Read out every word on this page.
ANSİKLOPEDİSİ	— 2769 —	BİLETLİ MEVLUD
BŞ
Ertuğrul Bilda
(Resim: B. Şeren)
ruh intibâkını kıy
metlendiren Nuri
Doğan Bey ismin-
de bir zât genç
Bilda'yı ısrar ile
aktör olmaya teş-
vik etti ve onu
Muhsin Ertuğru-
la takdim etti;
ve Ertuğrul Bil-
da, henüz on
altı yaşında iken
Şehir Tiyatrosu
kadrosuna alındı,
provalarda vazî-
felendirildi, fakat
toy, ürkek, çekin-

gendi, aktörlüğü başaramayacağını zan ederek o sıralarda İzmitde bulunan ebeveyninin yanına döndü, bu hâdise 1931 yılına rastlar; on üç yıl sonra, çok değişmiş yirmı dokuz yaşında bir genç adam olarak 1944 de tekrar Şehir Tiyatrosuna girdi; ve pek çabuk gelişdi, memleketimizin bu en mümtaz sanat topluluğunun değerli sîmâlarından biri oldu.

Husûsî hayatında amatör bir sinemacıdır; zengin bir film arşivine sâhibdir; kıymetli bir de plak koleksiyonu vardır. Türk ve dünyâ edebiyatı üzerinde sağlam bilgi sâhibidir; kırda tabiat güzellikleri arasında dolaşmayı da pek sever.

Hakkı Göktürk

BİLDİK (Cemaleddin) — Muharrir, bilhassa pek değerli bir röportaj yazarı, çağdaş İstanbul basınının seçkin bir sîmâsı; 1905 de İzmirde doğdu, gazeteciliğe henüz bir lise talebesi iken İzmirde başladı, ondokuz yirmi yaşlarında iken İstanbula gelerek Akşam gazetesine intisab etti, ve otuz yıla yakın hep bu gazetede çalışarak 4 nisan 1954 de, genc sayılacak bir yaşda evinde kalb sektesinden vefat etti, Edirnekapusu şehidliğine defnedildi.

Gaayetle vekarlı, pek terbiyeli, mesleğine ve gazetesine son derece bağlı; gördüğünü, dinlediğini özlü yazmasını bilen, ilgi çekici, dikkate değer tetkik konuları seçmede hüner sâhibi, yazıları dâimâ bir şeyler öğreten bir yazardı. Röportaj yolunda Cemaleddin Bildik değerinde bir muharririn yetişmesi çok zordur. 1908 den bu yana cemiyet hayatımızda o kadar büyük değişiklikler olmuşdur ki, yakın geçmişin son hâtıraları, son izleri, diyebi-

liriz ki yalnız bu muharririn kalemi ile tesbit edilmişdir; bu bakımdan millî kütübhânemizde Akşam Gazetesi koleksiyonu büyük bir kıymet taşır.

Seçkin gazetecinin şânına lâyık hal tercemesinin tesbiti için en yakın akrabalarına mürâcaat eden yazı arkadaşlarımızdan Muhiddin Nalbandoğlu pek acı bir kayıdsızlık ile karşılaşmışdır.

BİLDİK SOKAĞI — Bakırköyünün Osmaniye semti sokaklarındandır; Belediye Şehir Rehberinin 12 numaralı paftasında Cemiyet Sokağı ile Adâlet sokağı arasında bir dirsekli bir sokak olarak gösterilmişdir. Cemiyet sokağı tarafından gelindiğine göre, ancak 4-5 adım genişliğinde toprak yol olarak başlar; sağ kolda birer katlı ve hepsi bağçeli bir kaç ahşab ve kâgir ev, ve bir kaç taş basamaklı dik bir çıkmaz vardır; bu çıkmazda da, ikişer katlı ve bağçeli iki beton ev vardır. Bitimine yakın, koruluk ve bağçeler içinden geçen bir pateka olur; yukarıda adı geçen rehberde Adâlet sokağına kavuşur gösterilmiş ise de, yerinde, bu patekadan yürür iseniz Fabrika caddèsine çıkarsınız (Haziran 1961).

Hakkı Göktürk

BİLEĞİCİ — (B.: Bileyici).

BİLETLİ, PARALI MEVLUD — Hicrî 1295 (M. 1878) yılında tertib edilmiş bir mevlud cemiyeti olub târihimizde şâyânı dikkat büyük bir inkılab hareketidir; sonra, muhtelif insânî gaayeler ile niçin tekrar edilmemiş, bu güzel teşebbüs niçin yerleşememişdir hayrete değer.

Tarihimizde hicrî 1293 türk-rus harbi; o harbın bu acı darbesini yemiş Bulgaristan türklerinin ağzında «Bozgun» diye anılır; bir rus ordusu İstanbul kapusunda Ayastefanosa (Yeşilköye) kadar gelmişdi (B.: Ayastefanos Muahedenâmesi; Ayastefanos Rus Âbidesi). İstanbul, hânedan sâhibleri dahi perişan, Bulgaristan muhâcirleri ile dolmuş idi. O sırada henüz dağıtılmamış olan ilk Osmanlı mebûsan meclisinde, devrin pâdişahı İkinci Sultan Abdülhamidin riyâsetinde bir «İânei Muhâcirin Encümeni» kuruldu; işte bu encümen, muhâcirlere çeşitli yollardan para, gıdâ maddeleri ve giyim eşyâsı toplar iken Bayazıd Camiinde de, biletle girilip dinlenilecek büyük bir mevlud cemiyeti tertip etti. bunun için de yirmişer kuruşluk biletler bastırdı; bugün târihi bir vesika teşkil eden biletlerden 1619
■ ■ ■ ■ ■
### What to work on
Write out the whole listing exactly.

### Complete response
Read out every word on this page.
ANSİKLOPEDİSİ	— 2769 —	BİLETLİ MEVLUD
BŞ
Ertuğrul Bilda
(Resim: B. Şeren)
ruh intibâkını kıy
metlendiren Nuri
Doğan Bey ismin-
de bir zât genç
Bilda'yı ısrar ile
aktör olmaya teş-
vik etti ve onu
Muhsin Ertuğru-
la takdim etti;
ve Ertuğrul Bil-
da, henüz on
altı yaşında iken
Şehir Tiyatrosu
kadrosuna alındı,
provalarda vazî-
felendirildi, fakat
toy, ürkek, çekin-

gendi, aktörlüğü başaramayacağını zan ederek o sıralarda İzmitde bulunan ebeveyninin yanına döndü, bu hâdise 1931 yılına rastlar; on üç yıl sonra, çok değişmiş yirmı dokuz yaşında bir genç adam olarak 1944 de tekrar Şehir Tiyatrosuna girdi; ve pek çabuk gelişdi, memleketimizin bu en mümtaz sanat topluluğunun değerli sîmâlarından biri oldu.

Husûsî hayatında amatör bir sinemacıdır; zengin bir film arşivine sâhibdir; kıymetli bir de plak koleksiyonu vardır. Türk ve dünyâ edebiyatı üzerinde sağlam bilgi sâhibidir; kırda tabiat güzellikleri arasında dolaşmayı da pek sever.

Hakkı Göktürk

BİLDİK (Cemaleddin) — Muharrir, bilhassa pek değerli bir röportaj yazarı, çağdaş İstanbul basınının seçkin bir sîmâsı; 1905 de İzmirde doğdu, gazeteciliğe henüz bir lise talebesi iken İzmirde başladı, ondokuz yirmi yaşlarında iken İstanbula gelerek Akşam gazetesine intisab etti, ve otuz yıla yakın hep bu gazetede çalışarak 4 nisan 1954 de, genc sayılacak bir yaşda evinde kalb sektesinden vefat etti, Edirnekapusu şehidliğine defnedildi.

Gaayetle vekarlı, pek terbiyeli, mesleğine ve gazetesine son derece bağlı; gördüğünü, dinlediğini özlü yazmasını bilen, ilgi çekici, dikkate değer tetkik konuları seçmede hüner sâhibi, yazıları dâimâ bir şeyler öğreten bir yazardı. Röportaj yolunda Cemaleddin Bildik değerinde bir muharririn yetişmesi çok zordur. 1908 den bu yana cemiyet hayatımızda o kadar büyük değişiklikler olmuşdur ki, yakın geçmişin son hâtıraları, son izleri, diyebi-

liriz ki yalnız bu muharririn kalemi ile tesbit edilmişdir; bu bakımdan millî kütübhânemizde Akşam Gazetesi koleksiyonu büyük bir kıymet taşır.

Seçkin gazetecinin şânına lâyık hal tercemesinin tesbiti için en yakın akrabalarına mürâcaat eden yazı arkadaşlarımızdan Muhiddin Nalbandoğlu pek acı bir kayıdsızlık ile karşılaşmışdır.

BİLDİK SOKAĞI — Bakırköyünün Osmaniye semti sokaklarındandır; Belediye Şehir Rehberinin 12 numaralı paftasında Cemiyet Sokağı ile Adâlet sokağı arasında bir dirsekli bir sokak olarak gösterilmişdir. Cemiyet sokağı tarafından gelindiğine göre, ancak 4-5 adım genişliğinde toprak yol olarak başlar; sağ kolda birer katlı ve hepsi bağçeli bir kaç ahşab ve kâgir ev, ve bir kaç taş basamaklı dik bir çıkmaz vardır; bu çıkmazda da, ikişer katlı ve bağçeli iki beton ev vardır. Bitimine yakın, koruluk ve bağçeler içinden geçen bir pateka olur; yukarıda adı geçen rehberde Adâlet sokağına kavuşur gösterilmiş ise de, yerinde, bu patekadan yürür iseniz Fabrika caddèsine çıkarsınız (Haziran 1961).

Hakkı Göktürk

BİLEĞİCİ — (B.: Bileyici).

BİLETLİ, PARALI MEVLUD — Hicrî 1295 (M. 1878) yılında tertib edilmiş bir mevlud cemiyeti olub târihimizde şâyânı dikkat büyük bir inkılab hareketidir; sonra, muhtelif insânî gaayeler ile niçin tekrar edilmemiş, bu güzel teşebbüs niçin yerleşememişdir hayrete değer.

Tarihimizde hicrî 1293 türk-rus harbi; o harbın bu acı darbesini yemiş Bulgaristan türklerinin ağzında «Bozgun» diye anılır; bir rus ordusu İstanbul kapusunda Ayastefanosa (Yeşilköye) kadar gelmişdi (B.: Ayastefanos Muahedenâmesi; Ayastefanos Rus Âbidesi). İstanbul, hânedan sâhibleri dahi perişan, Bulgaristan muhâcirleri ile dolmuş idi. O sırada henüz dağıtılmamış olan ilk Osmanlı mebûsan meclisinde, devrin pâdişahı İkinci Sultan Abdülhamidin riyâsetinde bir «İânei Muhâcirin Encümeni» kuruldu; işte bu encümen, muhâcirlere çeşitli yollardan para, gıdâ maddeleri ve giyim eşyâsı toplar iken Bayazıd Camiinde de, biletle girilip dinlenilecek büyük bir mevlud cemiyeti tertip etti. bunun için de yirmişer kuruşluk biletler bastırdı; bugün târihi bir vesika teşkil eden biletlerden 1619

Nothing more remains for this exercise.